● **AIM OF THE TASK**:
Will you give every entry again exactly as it stands?

● **RECORD LIST**:
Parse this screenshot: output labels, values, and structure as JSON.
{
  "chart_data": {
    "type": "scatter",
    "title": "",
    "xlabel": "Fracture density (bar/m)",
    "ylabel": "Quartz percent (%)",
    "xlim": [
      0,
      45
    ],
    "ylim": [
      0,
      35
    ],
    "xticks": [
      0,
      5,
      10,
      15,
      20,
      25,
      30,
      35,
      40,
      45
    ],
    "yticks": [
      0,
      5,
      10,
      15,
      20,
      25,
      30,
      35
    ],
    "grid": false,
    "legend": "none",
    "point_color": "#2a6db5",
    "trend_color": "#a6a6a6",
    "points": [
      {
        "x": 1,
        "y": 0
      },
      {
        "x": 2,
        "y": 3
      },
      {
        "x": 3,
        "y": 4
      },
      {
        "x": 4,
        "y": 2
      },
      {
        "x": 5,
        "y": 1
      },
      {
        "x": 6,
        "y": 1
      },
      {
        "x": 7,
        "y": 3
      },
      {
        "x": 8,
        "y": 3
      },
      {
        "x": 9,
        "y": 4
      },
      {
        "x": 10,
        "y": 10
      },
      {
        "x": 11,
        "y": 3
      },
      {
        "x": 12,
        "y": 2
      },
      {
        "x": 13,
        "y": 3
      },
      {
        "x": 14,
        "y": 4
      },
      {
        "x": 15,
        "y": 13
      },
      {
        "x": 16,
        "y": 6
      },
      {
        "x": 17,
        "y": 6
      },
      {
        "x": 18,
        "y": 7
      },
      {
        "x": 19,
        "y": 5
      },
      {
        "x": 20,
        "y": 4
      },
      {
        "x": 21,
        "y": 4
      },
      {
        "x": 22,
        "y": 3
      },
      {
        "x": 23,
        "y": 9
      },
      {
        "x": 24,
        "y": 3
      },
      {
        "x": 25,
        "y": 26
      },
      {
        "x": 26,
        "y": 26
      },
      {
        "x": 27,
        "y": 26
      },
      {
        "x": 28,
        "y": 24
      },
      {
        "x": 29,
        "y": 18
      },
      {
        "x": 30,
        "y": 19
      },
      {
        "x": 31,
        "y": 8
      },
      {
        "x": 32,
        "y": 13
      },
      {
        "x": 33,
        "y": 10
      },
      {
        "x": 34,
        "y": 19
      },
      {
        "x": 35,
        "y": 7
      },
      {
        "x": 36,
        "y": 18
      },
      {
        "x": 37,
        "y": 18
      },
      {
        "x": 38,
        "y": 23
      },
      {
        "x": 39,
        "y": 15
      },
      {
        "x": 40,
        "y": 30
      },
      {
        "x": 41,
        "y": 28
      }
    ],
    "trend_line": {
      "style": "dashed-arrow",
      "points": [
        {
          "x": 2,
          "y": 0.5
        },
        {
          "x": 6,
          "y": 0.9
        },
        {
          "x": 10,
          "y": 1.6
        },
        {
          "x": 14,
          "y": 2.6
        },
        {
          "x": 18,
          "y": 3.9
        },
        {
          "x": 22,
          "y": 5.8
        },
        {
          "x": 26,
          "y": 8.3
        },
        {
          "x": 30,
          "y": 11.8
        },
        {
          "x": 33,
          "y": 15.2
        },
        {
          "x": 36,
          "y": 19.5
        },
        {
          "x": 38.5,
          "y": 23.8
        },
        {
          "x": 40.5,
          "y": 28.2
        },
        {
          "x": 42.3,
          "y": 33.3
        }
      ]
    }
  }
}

● **WORKED SOLUTION**:
Parse this screenshot: output labels, values, and structure as JSON.
{
  "chart_data": {
    "type": "scatter",
    "title": "",
    "xlabel": "Fracture density (bar/m)",
    "ylabel": "Quartz percent (%)",
    "xlim": [
      0,
      45
    ],
    "ylim": [
      0,
      35
    ],
    "xticks": [
      0,
      5,
      10,
      15,
      20,
      25,
      30,
      35,
      40,
      45
    ],
    "yticks": [
      0,
      5,
      10,
      15,
      20,
      25,
      30,
      35
    ],
    "grid": false,
    "legend": "none",
    "point_color": "#2a6db5",
    "trend_color": "#a6a6a6",
    "points": [
      {
        "x": 1,
        "y": 0
      },
      {
        "x": 2,
        "y": 3
      },
      {
        "x": 3,
        "y": 4
      },
      {
        "x": 4,
        "y": 2
      },
      {
        "x": 5,
        "y": 1
      },
      {
        "x": 6,
        "y": 1
      },
      {
        "x": 7,
        "y": 3
      },
      {
        "x": 8,
        "y": 3
      },
      {
        "x": 9,
        "y": 4
      },
      {
        "x": 10,
        "y": 10
      },
      {
        "x": 11,
        "y": 3
      },
      {
        "x": 12,
        "y": 2
      },
      {
        "x": 13,
        "y": 3
      },
      {
        "x": 14,
        "y": 4
      },
      {
        "x": 15,
        "y": 13
      },
      {
        "x": 16,
        "y": 6
      },
      {
        "x": 17,
        "y": 6
      },
      {
        "x": 18,
        "y": 7
      },
      {
        "x": 19,
        "y": 5
      },
      {
        "x": 20,
        "y": 4
      },
      {
        "x": 21,
        "y": 4
      },
      {
        "x": 22,
        "y": 3
      },
      {
        "x": 23,
        "y": 9
      },
      {
        "x": 24,
        "y": 3
      },
      {
        "x": 25,
        "y": 26
      },
      {
        "x": 26,
        "y": 26
      },
      {
        "x": 27,
        "y": 26
      },
      {
        "x": 28,
        "y": 24
      },
      {
        "x": 29,
        "y": 18
      },
      {
        "x": 30,
        "y": 19
      },
      {
        "x": 31,
        "y": 8
      },
      {
        "x": 32,
        "y": 13
      },
      {
        "x": 33,
        "y": 10
      },
      {
        "x": 34,
        "y": 19
      },
      {
        "x": 35,
        "y": 7
      },
      {
        "x": 36,
        "y": 18
      },
      {
        "x": 37,
        "y": 18
      },
      {
        "x": 38,
        "y": 23
      },
      {
        "x": 39,
        "y": 15
      },
      {
        "x": 40,
        "y": 30
      },
      {
        "x": 41,
        "y": 28
      }
    ],
    "trend_line": {
      "style": "dashed-arrow",
      "points": [
        {
          "x": 2,
          "y": 0.5
        },
        {
          "x": 6,
          "y": 0.9
        },
        {
          "x": 10,
          "y": 1.6
        },
        {
          "x": 14,
          "y": 2.6
        },
        {
          "x": 18,
          "y": 3.9
        },
        {
          "x": 22,
          "y": 5.8
        },
        {
          "x": 26,
          "y": 8.3
        },
        {
          "x": 30,
          "y": 11.8
        },
        {
          "x": 33,
          "y": 15.2
        },
        {
          "x": 36,
          "y": 19.5
        },
        {
          "x": 38.5,
          "y": 23.8
        },
        {
          "x": 40.5,
          "y": 28.2
        },
        {
          "x": 42.3,
          "y": 33.3
        }
      ]
    }
  }
}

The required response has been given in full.